TESTO MOSTRATO -
============

🚐 Il Nostro Capodanno tra Valli e Mercatini
Il racconto di un itinerario "slow" tra Merano, Bolzano e le cime delle Dolomiti
Giorno 1: Merano e l'Incanto della FORST
Atmosfere da Favola e Logistica Improvvisata
Siamo arrivati a Merano per dare inizio alla nostra avventura natalizia. La prima tappa è stata la celebre Birreria FORST a Lagundo. Ci siamo andati direttamente con il camper: è stata un'ottima soluzione poiché, subito dopo la birreria, abbiamo trovato un comodo parcheggio dedicato ai camper che ha reso la sosta semplicissima.
Abbiamo trascorso il pomeriggio immersi nella Foresta Natalizia, un luogo magico tra bracieri scoppiettanti, profumo di cannella e decorazioni spettacolari che hanno incantato i più piccoli.
In serata ci siamo spostati verso il centro di Merano per goderci le luci del centro storico e i mercatini lungo il Passirio, concludendo la giornata con una cena tipica nel cuore della città.
Giorno 2: Sapori di Bolzano e Misteri Storici
Dalla colazione in camper ai segreti di Bolzano
Al mattino ci siamo concessi una bella colazione in camper per iniziare con energia. Abbiamo raggiunto l'area di sosta di Terlano dove, a soli 300 metri, si trovava la comoda stazione ferroviaria che prima di pranzo ci ha portati a Bolzano.
Dopo un rapido giro tra le bancarelle, siamo andati a mangiare al celebre Hopfen & Co. in Piazza Erbe, 17. Qui abbiamo trovato delle ottime birre artigianali di loro produzione e un cibo squisito, immersi nell'atmosfera vivace di una delle piazze più belle della città.

============

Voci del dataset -
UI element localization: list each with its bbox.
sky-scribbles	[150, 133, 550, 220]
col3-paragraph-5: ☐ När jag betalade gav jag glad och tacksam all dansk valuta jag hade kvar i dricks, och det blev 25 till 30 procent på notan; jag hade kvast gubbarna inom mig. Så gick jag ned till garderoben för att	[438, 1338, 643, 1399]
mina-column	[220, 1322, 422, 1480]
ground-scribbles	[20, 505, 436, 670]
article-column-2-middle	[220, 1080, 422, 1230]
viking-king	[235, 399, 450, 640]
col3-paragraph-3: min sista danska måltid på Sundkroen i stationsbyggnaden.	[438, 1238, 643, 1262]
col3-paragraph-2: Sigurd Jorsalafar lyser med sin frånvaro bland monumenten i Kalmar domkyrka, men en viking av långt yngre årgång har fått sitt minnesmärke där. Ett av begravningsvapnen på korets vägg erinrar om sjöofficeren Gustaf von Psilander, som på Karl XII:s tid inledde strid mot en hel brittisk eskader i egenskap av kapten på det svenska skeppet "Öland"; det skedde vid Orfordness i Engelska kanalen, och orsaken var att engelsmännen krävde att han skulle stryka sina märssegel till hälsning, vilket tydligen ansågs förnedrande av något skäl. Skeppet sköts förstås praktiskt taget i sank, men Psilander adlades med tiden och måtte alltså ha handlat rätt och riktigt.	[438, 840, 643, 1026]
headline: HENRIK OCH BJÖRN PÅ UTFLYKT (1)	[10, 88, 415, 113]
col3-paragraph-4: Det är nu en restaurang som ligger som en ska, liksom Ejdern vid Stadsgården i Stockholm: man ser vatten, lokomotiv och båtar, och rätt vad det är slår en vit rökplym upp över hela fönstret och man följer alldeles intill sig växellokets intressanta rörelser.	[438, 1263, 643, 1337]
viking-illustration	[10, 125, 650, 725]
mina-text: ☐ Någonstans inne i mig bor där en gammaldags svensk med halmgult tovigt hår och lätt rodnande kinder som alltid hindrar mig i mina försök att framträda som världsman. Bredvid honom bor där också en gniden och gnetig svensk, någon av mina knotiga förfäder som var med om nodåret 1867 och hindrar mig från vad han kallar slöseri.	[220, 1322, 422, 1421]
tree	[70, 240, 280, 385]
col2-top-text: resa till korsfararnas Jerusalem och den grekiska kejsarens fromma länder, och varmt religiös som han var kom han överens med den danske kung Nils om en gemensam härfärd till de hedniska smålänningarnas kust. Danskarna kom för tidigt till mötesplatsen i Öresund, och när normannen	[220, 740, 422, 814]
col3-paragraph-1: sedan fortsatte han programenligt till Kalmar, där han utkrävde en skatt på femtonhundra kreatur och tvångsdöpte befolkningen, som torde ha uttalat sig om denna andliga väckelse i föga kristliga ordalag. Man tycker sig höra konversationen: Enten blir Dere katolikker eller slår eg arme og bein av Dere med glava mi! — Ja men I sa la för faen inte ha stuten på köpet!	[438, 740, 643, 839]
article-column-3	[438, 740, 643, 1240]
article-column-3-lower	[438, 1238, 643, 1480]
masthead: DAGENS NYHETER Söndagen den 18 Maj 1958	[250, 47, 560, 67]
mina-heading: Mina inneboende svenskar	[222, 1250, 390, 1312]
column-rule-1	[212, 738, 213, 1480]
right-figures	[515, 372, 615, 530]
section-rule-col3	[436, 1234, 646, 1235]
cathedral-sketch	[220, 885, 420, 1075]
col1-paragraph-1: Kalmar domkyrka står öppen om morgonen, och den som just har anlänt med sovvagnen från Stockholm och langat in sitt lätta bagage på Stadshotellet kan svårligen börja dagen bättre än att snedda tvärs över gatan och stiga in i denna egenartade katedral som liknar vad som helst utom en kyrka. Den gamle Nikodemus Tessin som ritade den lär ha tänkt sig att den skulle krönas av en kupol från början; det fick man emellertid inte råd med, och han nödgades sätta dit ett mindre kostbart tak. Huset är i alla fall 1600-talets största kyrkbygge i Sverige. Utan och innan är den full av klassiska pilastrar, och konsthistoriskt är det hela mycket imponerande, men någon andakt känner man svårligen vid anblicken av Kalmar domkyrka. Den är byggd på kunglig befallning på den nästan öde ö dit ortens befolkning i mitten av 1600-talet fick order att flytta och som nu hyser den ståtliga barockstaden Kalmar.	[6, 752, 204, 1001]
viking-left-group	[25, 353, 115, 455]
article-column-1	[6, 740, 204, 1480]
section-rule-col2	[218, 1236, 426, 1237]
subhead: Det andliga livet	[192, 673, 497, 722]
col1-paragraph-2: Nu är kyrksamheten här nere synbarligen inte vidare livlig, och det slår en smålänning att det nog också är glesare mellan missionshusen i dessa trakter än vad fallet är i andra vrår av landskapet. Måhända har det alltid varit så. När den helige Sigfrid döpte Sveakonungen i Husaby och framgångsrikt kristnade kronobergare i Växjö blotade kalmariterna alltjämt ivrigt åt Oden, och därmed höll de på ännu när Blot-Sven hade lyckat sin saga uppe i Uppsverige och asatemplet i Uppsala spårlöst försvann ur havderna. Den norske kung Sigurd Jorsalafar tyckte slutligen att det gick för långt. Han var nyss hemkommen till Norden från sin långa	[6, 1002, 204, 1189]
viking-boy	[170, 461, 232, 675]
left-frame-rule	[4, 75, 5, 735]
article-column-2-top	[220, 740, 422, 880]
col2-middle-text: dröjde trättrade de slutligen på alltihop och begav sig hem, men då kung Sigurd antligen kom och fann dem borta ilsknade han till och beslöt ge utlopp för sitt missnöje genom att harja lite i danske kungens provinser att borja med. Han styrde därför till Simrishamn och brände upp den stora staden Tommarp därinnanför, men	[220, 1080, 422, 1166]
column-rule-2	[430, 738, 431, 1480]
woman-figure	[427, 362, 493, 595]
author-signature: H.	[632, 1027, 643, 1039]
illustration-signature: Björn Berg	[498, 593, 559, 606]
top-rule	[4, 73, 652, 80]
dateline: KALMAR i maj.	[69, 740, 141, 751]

============

ATTIVITÀ -
A. Nel racconto del Capodanno in camper, a quanti metri dall'area di sosta di Terlano si trovava la stazione ferroviaria?
B. Prosegui il racconto del Capodanno in camper tra Merano e Bolzano a partire dall'ultima frase riportata.

RISPOSTE -
A. A soli 300 metri.

B.
Subito dopo pranzo è stato il momento del Museo Archeologico per incontrare Ötzi. Conclusa la visita, abbiamo fatto un salto al Convento dei Francescani: qui si cela un legame misterioso con la discendenza di Dracula (Vlad Tepes), di cui abbiamo trovato traccia in un'antica lapide nel chiostro.
Ci siamo concessi un ultimo giro ai mercatini per acquistare lo strudel per cena, bere una cioccolata e l'immancabile vin brulé. Poi abbiamo ripreso il treno: siamo tornati in camper per un po' di riposo e una cena tranquilla.
Giorno 3: Relax e Divertimento al Camping Vidor
Acquapark e Logistica Imbattibile
Siamo arrivati al mattino presto al Camping Vidor & Wellness Resort a Pozza di Fassa. Una volta posizionato il camper nell'area di sosta (comodissima perché attaccata alla struttura), siamo entrati subito nel loro spettacolare Aquapark.
La struttura offriva piscine panoramiche interne ed esterne riscaldate con vista sulle vette innevate, ben 3 scivoli spettacolari e un divertente Spray Park per i bambini. È stata una giornata di totale relax circondati dal silenzio delle Dolomiti.
Giorno 4: Divertimento ad Andalo
Una giornata intera tra piscine e idromassaggio
Alle ore 11:00 siamo entrati all'Acquapark AcquaIN, dove il bambino si è divertito moltissimo tra le piscine e, soprattutto, sullo scivolo. Per non interrompere troppo il ritmo della giornata, abbiamo pranzato nel piccolo bar interno alla struttura.
Il pomeriggio è proseguito tra tuffi e passaggi alla piscina esterna dove, nonostante l'aria frizzante, l'acqua era caldissima e l'idromassaggio rigenerante. Trovare un nuovo amico con cui condividere i salti dallo scivolo e le nuotate è stato il divertimento che ci ha convinti a rimanere all'acquapark fino alle 17:00.
Conclusa la serata di svago, abbiamo raggiunto in pochi passi il Camping Andalo Life. Lì abbiamo cenato con calma nel calore del nostro camper, preparandoci per la notte.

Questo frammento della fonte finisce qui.